Reproduce the entries word for word, and omit any picture you find in them.

▶ _Material shown_:
================================

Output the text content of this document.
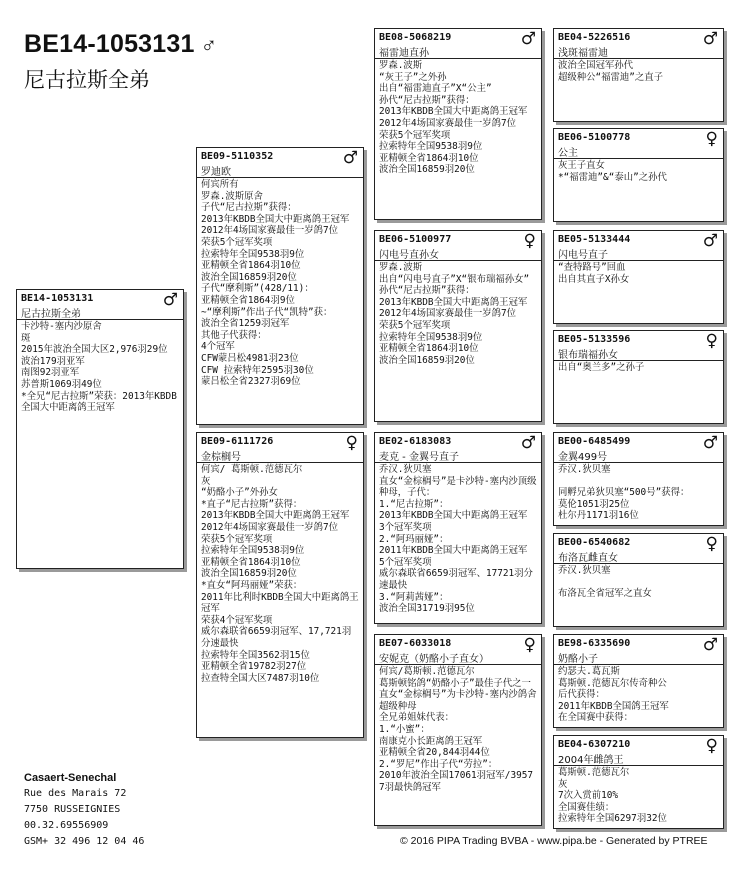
BE14-1053131 ♂
尼古拉斯全弟
BE14-1053131	♂
尼古拉斯全弟
卡沙特-塞内沙原舍
斑
2015年波治全国大区2,976羽29位
波治179羽亚军
南图92羽亚军
苏普斯1069羽49位
*全兄“尼古拉斯”荣获：2013年KBDB全国大中距离鸽王冠军
BE09-5110352	♂
罗迪欧
何宾所有
罗森.波斯原舍
子代“尼古拉斯”获得：
2013年KBDB全国大中距离鸽王冠军
2012年4场国家赛最佳一岁鸽7位
荣获5个冠军奖项
拉索特年全国9538羽9位
亚精顿全省1864羽10位
波治全国16859羽20位
子代“摩利斯”(428/11)：
亚精顿全省1864羽9位
~“摩利斯”作出子代“凯特”获：
波治全省1259羽冠军
其他子代获得：
4个冠军
CFW蒙吕松4981羽23位
CFW 拉索特年2595羽30位
蒙吕松全省2327羽69位
BE09-6111726	♀
金棕榈号
何宾/ 葛斯顿.范德瓦尔
灰
“奶酪小子”外孙女
*直子“尼古拉斯”获得：
2013年KBDB全国大中距离鸽王冠军
2012年4场国家赛最佳一岁鸽7位
荣获5个冠军奖项
拉索特年全国9538羽9位
亚精顿全省1864羽10位
波治全国16859羽20位
*直女“阿玛丽娅”荣获：
2011年比利时KBDB全国大中距离鸽王冠军
荣获4个冠军奖项
威尔森联省6659羽冠军、17,721羽分速最快
拉索特年全国3562羽15位
亚精顿全省19782羽27位
拉查特全国大区7487羽10位
BE08-5068219	♂
福雷迪直孙
罗森.波斯
“灰王子”之外孙
出自“福雷迪直子”X“公主”
孙代“尼古拉斯”获得：
2013年KBDB全国大中距离鸽王冠军
2012年4场国家赛最佳一岁鸽7位
荣获5个冠军奖项
拉索特年全国9538羽9位
亚精顿全省1864羽10位
波治全国16859羽20位
BE06-5100977	♀
闪电号直孙女
罗森.波斯
出自“闪电号直子”X“银布瑞福孙女”
孙代“尼古拉斯”获得：
2013年KBDB全国大中距离鸽王冠军
2012年4场国家赛最佳一岁鸽7位
荣获5个冠军奖项
拉索特年全国9538羽9位
亚精顿全省1864羽10位
波治全国16859羽20位
BE02-6183083	♂
麦克 - 金翼号直子
乔汉.狄贝塞
直女“金棕榈号”是卡沙特-塞内沙顶级种母，子代：
1.“尼古拉斯”：
2013年KBDB全国大中距离鸽王冠军
3个冠军奖项
2.“阿玛丽娅”：
2011年KBDB全国大中距离鸽王冠军
5个冠军奖项
威尔森联省6659羽冠军、17721羽分速最快
3.“阿莉茜娅”：
波治全国31719羽95位
BE07-6033018	♀
安妮克（奶酪小子直女）
何宾/葛斯顿.范德瓦尔
葛斯顿铭鸽“奶酪小子”最佳子代之一
直女“金棕榈号”为卡沙特-塞内沙鸽舍超级种母
全兄弟姐妹代表：
1.“小蜜”：
南康克小长距离鸽王冠军
亚精顿全省20,844羽44位
2.“罗尼”作出子代“劳拉”：
2010年波治全国17061羽冠军/39577羽最快鸽冠军
BE04-5226516	♂
浅斑福雷迪
波治全国冠军孙代
超级种公“福雷迪”之直子
BE06-5100778	♀
公主
灰王子直女
*“福雷迪”&“泰山”之孙代
BE05-5133444	♂
闪电号直子
“查特路号”回血
出自其直子X孙女
BE05-5133596	♀
银布瑞福孙女
出自“奥兰多”之孙子
BE00-6485499	♂
金翼499号
乔汉.狄贝塞

同孵兄弟狄贝塞“500号”获得：
莫伦1051羽25位
杜尔丹1171羽16位
BE00-6540682	♀
布洛瓦雌直女
乔汉.狄贝塞

布洛瓦全省冠军之直女
BE98-6335690	♂
奶酪小子
约瑟夫.葛瓦斯
葛斯顿.范德瓦尔传奇种公
后代获得：
2011年KBDB全国鸽王冠军
在全国赛中获得：
BE04-6307210	♀
2004年雌鸽王
葛斯顿.范德瓦尔
灰
7次入赏前10%
全国赛佳绩：
拉索特年全国6297羽32位
Casaert-Senechal
Rue des Marais 72
7750 RUSSEIGNIES
00.32.69556909
GSM+ 32 496 12 04 46	© 2016 PIPA Trading BVBA - www.pipa.be - Generated by PTREE
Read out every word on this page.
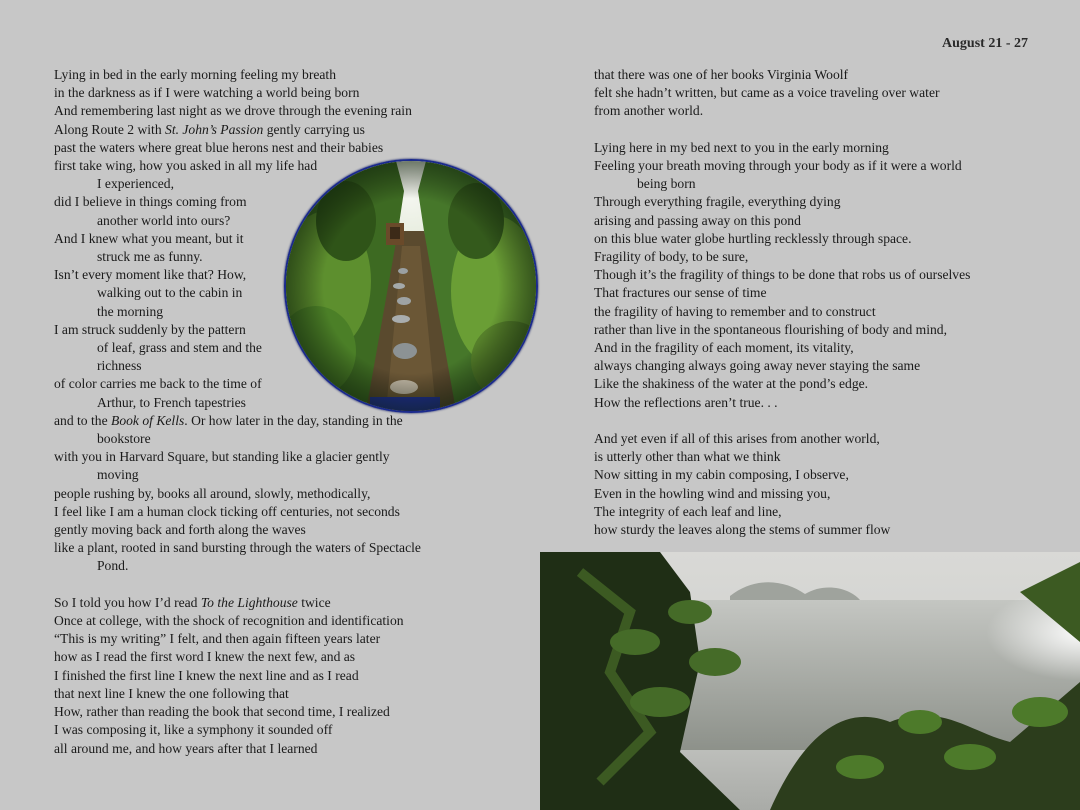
August 21 - 27
Lying in bed in the early morning feeling my breath
in the darkness as if I were watching a world being born
And remembering last night as we drove through the evening rain
Along Route 2 with St. John’s Passion gently carrying us
past the waters where great blue herons nest and their babies
first take wing, how you asked in all my life had
I experienced,
did I believe in things coming from
another world into ours?
And I knew what you meant, but it
struck me as funny.
Isn’t every moment like that? How,
walking out to the cabin in
the morning
I am struck suddenly by the pattern
of leaf, grass and stem and the
richness
of color carries me back to the time of
Arthur, to French tapestries
and to the Book of Kells. Or how later in the day, standing in the
bookstore
with you in Harvard Square, but standing like a glacier gently
moving
people rushing by, books all around, slowly, methodically,
I feel like I am a human clock ticking off centuries, not seconds
gently moving back and forth along the waves
like a plant, rooted in sand bursting through the waters of Spectacle
Pond.
So I told you how I’d read To the Lighthouse twice
Once at college, with the shock of recognition and identification
“This is my writing” I felt, and then again fifteen years later
how as I read the first word I knew the next few, and as
I finished the first line I knew the next line and as I read
that next line I knew the one following that
How, rather than reading the book that second time, I realized
I was composing it, like a symphony it sounded off
all around me, and how years after that I learned
that there was one of her books Virginia Woolf
felt she hadn’t written, but came as a voice traveling over water
from another world.
Lying here in my bed next to you in the early morning
Feeling your breath moving through your body as if it were a world
being born
Through everything fragile, everything dying
arising and passing away on this pond
on this blue water globe hurtling recklessly through space.
Fragility of body, to be sure,
Though it’s the fragility of things to be done that robs us of ourselves
That fractures our sense of time
the fragility of having to remember and to construct
rather than live in the spontaneous flourishing of body and mind,
And in the fragility of each moment, its vitality,
always changing always going away never staying the same
Like the shakiness of the water at the pond’s edge.
How the reflections aren’t true. . .
And yet even if all of this arises from another world,
is utterly other than what we think
Now sitting in my cabin composing, I observe,
Even in the howling wind and missing you,
The integrity of each leaf and line,
how sturdy the leaves along the stems of summer flow
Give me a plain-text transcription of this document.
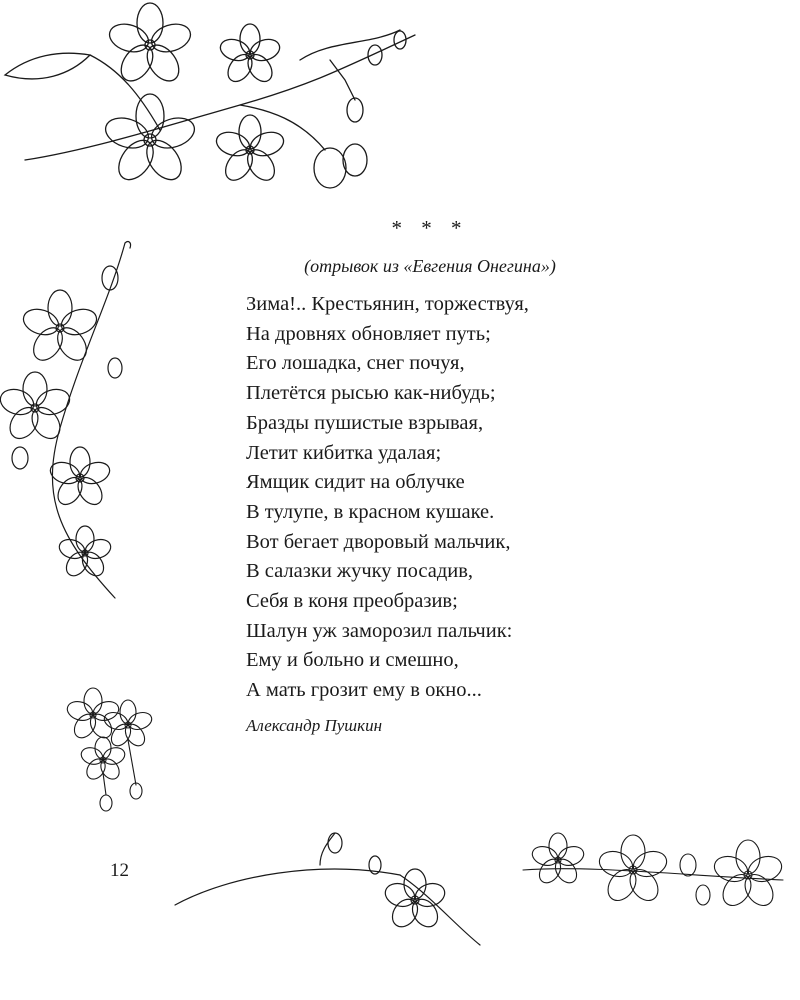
* * *
(отрывок из «Евгения Онегина»)
Зима!.. Крестьянин, торжествуя,
На дровнях обновляет путь;
Его лошадка, снег почуя,
Плетётся рысью как-нибудь;
Бразды пушистые взрывая,
Летит кибитка удалая;
Ямщик сидит на облучке
В тулупе, в красном кушаке.
Вот бегает дворовый мальчик,
В салазки жучку посадив,
Себя в коня преобразив;
Шалун уж заморозил пальчик:
Ему и больно и смешно,
А мать грозит ему в окно...
Александр Пушкин
12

================================

▶ _Solution to the problem_:
Output the text content of this document.
BE14-1053131 ♂
尼古拉斯全弟
BE14-1053131	♂
尼古拉斯全弟
卡沙特-塞内沙原舍
斑
2015年波治全国大区2,976羽29位
波治179羽亚军
南图92羽亚军
苏普斯1069羽49位
*全兄“尼古拉斯”荣获：2013年KBDB全国大中距离鸽王冠军
BE09-5110352	♂
罗迪欧
何宾所有
罗森.波斯原舍
子代“尼古拉斯”获得：
2013年KBDB全国大中距离鸽王冠军
2012年4场国家赛最佳一岁鸽7位
荣获5个冠军奖项
拉索特年全国9538羽9位
亚精顿全省1864羽10位
波治全国16859羽20位
子代“摩利斯”(428/11)：
亚精顿全省1864羽9位
~“摩利斯”作出子代“凯特”获：
波治全省1259羽冠军
其他子代获得：
4个冠军
CFW蒙吕松4981羽23位
CFW 拉索特年2595羽30位
蒙吕松全省2327羽69位
BE09-6111726	♀
金棕榈号
何宾/ 葛斯顿.范德瓦尔
灰
“奶酪小子”外孙女
*直子“尼古拉斯”获得：
2013年KBDB全国大中距离鸽王冠军
2012年4场国家赛最佳一岁鸽7位
荣获5个冠军奖项
拉索特年全国9538羽9位
亚精顿全省1864羽10位
波治全国16859羽20位
*直女“阿玛丽娅”荣获：
2011年比利时KBDB全国大中距离鸽王冠军
荣获4个冠军奖项
威尔森联省6659羽冠军、17,721羽分速最快
拉索特年全国3562羽15位
亚精顿全省19782羽27位
拉查特全国大区7487羽10位
BE08-5068219	♂
福雷迪直孙
罗森.波斯
“灰王子”之外孙
出自“福雷迪直子”X“公主”
孙代“尼古拉斯”获得：
2013年KBDB全国大中距离鸽王冠军
2012年4场国家赛最佳一岁鸽7位
荣获5个冠军奖项
拉索特年全国9538羽9位
亚精顿全省1864羽10位
波治全国16859羽20位
BE06-5100977	♀
闪电号直孙女
罗森.波斯
出自“闪电号直子”X“银布瑞福孙女”
孙代“尼古拉斯”获得：
2013年KBDB全国大中距离鸽王冠军
2012年4场国家赛最佳一岁鸽7位
荣获5个冠军奖项
拉索特年全国9538羽9位
亚精顿全省1864羽10位
波治全国16859羽20位
BE02-6183083	♂
麦克 - 金翼号直子
乔汉.狄贝塞
直女“金棕榈号”是卡沙特-塞内沙顶级种母，子代：
1.“尼古拉斯”：
2013年KBDB全国大中距离鸽王冠军
3个冠军奖项
2.“阿玛丽娅”：
2011年KBDB全国大中距离鸽王冠军
5个冠军奖项
威尔森联省6659羽冠军、17721羽分速最快
3.“阿莉茜娅”：
波治全国31719羽95位
BE07-6033018	♀
安妮克（奶酪小子直女）
何宾/葛斯顿.范德瓦尔
葛斯顿铭鸽“奶酪小子”最佳子代之一
直女“金棕榈号”为卡沙特-塞内沙鸽舍超级种母
全兄弟姐妹代表：
1.“小蜜”：
南康克小长距离鸽王冠军
亚精顿全省20,844羽44位
2.“罗尼”作出子代“劳拉”：
2010年波治全国17061羽冠军/39577羽最快鸽冠军
BE04-5226516	♂
浅斑福雷迪
波治全国冠军孙代
超级种公“福雷迪”之直子
BE06-5100778	♀
公主
灰王子直女
*“福雷迪”&“泰山”之孙代
BE05-5133444	♂
闪电号直子
“查特路号”回血
出自其直子X孙女
BE05-5133596	♀
银布瑞福孙女
出自“奥兰多”之孙子
BE00-6485499	♂
金翼499号
乔汉.狄贝塞

同孵兄弟狄贝塞“500号”获得：
莫伦1051羽25位
杜尔丹1171羽16位
BE00-6540682	♀
布洛瓦雌直女
乔汉.狄贝塞

布洛瓦全省冠军之直女
BE98-6335690	♂
奶酪小子
约瑟夫.葛瓦斯
葛斯顿.范德瓦尔传奇种公
后代获得：
2011年KBDB全国鸽王冠军
在全国赛中获得：
BE04-6307210	♀
2004年雌鸽王
葛斯顿.范德瓦尔
灰
7次入赏前10%
全国赛佳绩：
拉索特年全国6297羽32位
Casaert-Senechal
Rue des Marais 72
7750 RUSSEIGNIES
00.32.69556909
GSM+ 32 496 12 04 46	© 2016 PIPA Trading BVBA - www.pipa.be - Generated by PTREE
Read out every word on this page.
August 21 - 27
Lying in bed in the early morning feeling my breath
in the darkness as if I were watching a world being born
And remembering last night as we drove through the evening rain
Along Route 2 with St. John’s Passion gently carrying us
past the waters where great blue herons nest and their babies
first take wing, how you asked in all my life had
I experienced,
did I believe in things coming from
another world into ours?
And I knew what you meant, but it
struck me as funny.
Isn’t every moment like that? How,
walking out to the cabin in
the morning
I am struck suddenly by the pattern
of leaf, grass and stem and the
richness
of color carries me back to the time of
Arthur, to French tapestries
and to the Book of Kells. Or how later in the day, standing in the
bookstore
with you in Harvard Square, but standing like a glacier gently
moving
people rushing by, books all around, slowly, methodically,
I feel like I am a human clock ticking off centuries, not seconds
gently moving back and forth along the waves
like a plant, rooted in sand bursting through the waters of Spectacle
Pond.
So I told you how I’d read To the Lighthouse twice
Once at college, with the shock of recognition and identification
“This is my writing” I felt, and then again fifteen years later
how as I read the first word I knew the next few, and as
I finished the first line I knew the next line and as I read
that next line I knew the one following that
How, rather than reading the book that second time, I realized
I was composing it, like a symphony it sounded off
all around me, and how years after that I learned
that there was one of her books Virginia Woolf
felt she hadn’t written, but came as a voice traveling over water
from another world.
Lying here in my bed next to you in the early morning
Feeling your breath moving through your body as if it were a world
being born
Through everything fragile, everything dying
arising and passing away on this pond
on this blue water globe hurtling recklessly through space.
Fragility of body, to be sure,
Though it’s the fragility of things to be done that robs us of ourselves
That fractures our sense of time
the fragility of having to remember and to construct
rather than live in the spontaneous flourishing of body and mind,
And in the fragility of each moment, its vitality,
always changing always going away never staying the same
Like the shakiness of the water at the pond’s edge.
How the reflections aren’t true. . .
And yet even if all of this arises from another world,
is utterly other than what we think
Now sitting in my cabin composing, I observe,
Even in the howling wind and missing you,
The integrity of each leaf and line,
how sturdy the leaves along the stems of summer flow
Give me a plain-text transcription of this document.
* * *
(отрывок из «Евгения Онегина»)
Зима!.. Крестьянин, торжествуя,
На дровнях обновляет путь;
Его лошадка, снег почуя,
Плетётся рысью как-нибудь;
Бразды пушистые взрывая,
Летит кибитка удалая;
Ямщик сидит на облучке
В тулупе, в красном кушаке.
Вот бегает дворовый мальчик,
В салазки жучку посадив,
Себя в коня преобразив;
Шалун уж заморозил пальчик:
Ему и больно и смешно,
А мать грозит ему в окно...
Александр Пушкин
12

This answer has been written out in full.